## START

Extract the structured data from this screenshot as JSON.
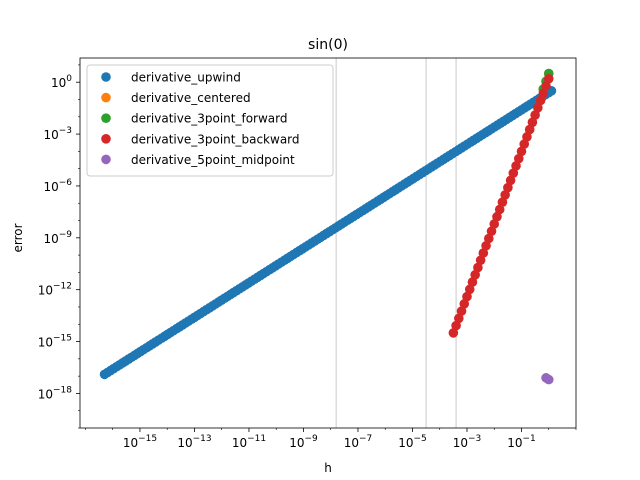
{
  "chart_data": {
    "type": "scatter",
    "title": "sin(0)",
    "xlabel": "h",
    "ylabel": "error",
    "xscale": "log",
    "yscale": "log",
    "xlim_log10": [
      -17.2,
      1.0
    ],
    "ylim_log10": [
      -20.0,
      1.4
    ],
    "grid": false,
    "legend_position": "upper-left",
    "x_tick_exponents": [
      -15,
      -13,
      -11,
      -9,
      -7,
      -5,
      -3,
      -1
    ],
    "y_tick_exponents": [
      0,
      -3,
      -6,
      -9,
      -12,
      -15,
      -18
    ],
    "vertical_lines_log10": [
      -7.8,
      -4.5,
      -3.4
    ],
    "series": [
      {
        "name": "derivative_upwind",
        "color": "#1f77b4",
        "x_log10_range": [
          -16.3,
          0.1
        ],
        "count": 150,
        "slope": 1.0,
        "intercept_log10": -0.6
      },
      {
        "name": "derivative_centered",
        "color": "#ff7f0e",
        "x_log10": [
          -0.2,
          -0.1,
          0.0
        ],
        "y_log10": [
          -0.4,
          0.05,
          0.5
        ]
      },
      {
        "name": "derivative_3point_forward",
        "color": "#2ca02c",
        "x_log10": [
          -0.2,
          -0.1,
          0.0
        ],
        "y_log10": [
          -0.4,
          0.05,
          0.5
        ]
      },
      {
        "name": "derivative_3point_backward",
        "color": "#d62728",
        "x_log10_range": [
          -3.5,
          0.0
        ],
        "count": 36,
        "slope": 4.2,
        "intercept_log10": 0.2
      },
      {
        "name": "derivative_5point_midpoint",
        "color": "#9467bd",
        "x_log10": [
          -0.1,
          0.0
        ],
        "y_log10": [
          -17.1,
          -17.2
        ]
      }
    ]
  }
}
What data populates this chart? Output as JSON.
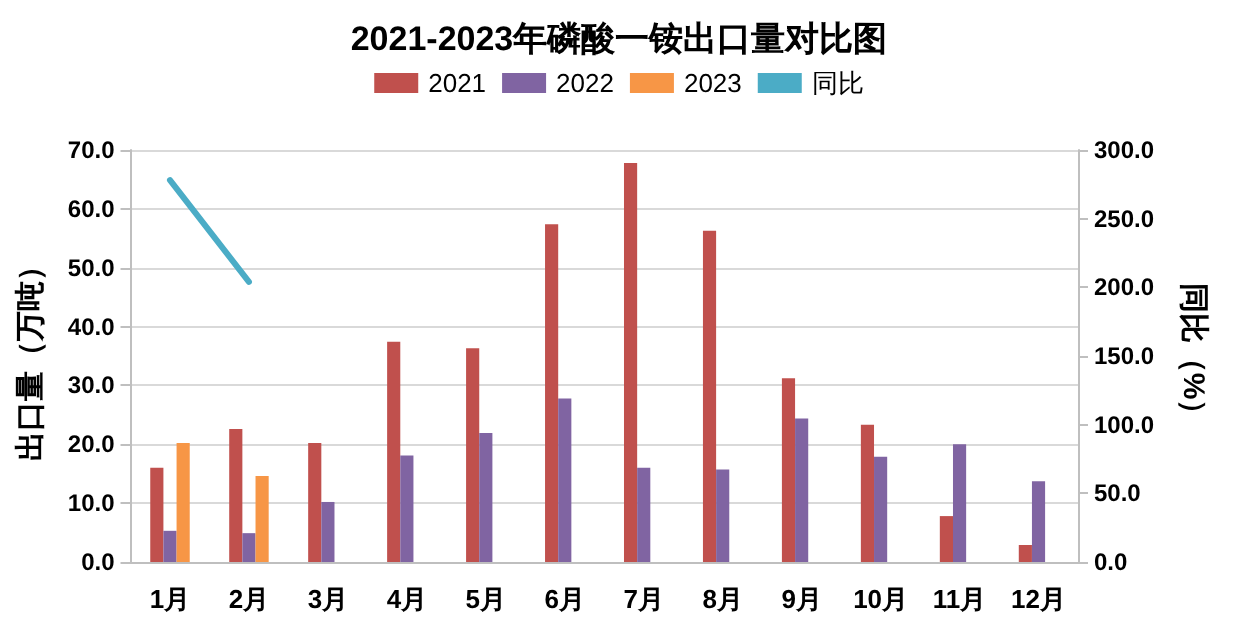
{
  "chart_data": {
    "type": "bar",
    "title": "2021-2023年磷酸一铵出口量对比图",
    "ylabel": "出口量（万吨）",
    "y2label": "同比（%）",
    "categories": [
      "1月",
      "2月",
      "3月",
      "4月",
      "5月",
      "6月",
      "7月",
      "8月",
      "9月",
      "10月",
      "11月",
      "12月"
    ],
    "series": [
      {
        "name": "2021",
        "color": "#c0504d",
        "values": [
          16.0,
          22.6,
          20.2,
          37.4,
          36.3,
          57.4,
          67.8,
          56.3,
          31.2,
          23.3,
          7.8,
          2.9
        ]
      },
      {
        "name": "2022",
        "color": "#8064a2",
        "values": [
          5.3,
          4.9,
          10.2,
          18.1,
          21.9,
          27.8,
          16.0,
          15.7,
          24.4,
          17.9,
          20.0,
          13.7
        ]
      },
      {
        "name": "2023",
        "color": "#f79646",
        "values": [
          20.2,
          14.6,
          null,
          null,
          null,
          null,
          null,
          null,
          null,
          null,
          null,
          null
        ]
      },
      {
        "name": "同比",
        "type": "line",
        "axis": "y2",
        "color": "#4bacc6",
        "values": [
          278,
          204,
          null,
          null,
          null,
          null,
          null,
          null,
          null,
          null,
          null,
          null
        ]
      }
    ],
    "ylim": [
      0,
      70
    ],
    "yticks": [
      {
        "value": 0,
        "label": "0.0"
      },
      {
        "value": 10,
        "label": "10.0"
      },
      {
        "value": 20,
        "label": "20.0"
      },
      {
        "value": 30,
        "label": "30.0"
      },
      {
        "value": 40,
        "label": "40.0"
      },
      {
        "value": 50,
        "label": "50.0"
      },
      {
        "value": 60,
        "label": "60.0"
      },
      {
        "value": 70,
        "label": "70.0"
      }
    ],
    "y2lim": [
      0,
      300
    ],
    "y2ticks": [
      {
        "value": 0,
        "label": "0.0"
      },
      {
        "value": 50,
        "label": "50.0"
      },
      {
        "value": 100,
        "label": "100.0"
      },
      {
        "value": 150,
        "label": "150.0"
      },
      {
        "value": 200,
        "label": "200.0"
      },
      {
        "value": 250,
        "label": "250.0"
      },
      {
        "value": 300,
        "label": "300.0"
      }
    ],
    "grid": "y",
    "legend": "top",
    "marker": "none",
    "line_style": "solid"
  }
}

## END

◆ Written task
Search the data for "color". Copy every matching line.

◆ Task answer
        "color": "#1f77b4",
        "color": "#ff7f0e",
        "color": "#2ca02c",
        "color": "#d62728",
        "color": "#9467bd",
        "color": "#c0504d",
        "color": "#8064a2",
        "color": "#f79646",
        "color": "#4bacc6",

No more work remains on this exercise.